> Task details
Within the listing below, locate all lines containing the word "JSON". Copy each one.

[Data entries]
## START
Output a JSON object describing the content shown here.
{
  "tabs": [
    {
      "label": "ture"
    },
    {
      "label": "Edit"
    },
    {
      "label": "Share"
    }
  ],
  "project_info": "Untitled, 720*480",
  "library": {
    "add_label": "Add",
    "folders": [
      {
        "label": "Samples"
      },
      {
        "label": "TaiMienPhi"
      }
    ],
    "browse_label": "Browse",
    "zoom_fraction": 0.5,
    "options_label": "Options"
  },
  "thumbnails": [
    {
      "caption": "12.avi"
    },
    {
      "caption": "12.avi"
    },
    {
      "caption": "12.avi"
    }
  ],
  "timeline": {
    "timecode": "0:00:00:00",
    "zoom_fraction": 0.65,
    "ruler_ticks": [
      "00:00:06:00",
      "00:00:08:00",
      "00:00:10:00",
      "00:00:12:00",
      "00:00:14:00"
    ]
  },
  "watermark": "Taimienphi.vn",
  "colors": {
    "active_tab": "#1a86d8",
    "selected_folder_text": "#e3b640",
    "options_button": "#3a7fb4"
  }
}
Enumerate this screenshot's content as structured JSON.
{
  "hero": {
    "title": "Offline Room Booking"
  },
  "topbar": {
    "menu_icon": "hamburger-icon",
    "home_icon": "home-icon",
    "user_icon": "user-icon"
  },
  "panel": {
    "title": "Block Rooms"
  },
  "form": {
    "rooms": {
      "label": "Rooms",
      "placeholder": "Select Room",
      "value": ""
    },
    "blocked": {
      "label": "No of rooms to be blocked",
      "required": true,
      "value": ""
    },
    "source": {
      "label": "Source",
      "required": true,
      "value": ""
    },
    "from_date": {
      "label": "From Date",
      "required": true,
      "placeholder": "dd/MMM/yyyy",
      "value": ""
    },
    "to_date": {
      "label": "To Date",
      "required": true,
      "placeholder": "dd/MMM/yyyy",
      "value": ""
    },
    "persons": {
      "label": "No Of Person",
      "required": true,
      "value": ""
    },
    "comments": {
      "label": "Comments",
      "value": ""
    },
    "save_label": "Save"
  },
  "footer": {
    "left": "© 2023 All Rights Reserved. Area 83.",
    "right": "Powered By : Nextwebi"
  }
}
## END
> Task result
Output a JSON object describing the content shown here.
Enumerate this screenshot's content as structured JSON.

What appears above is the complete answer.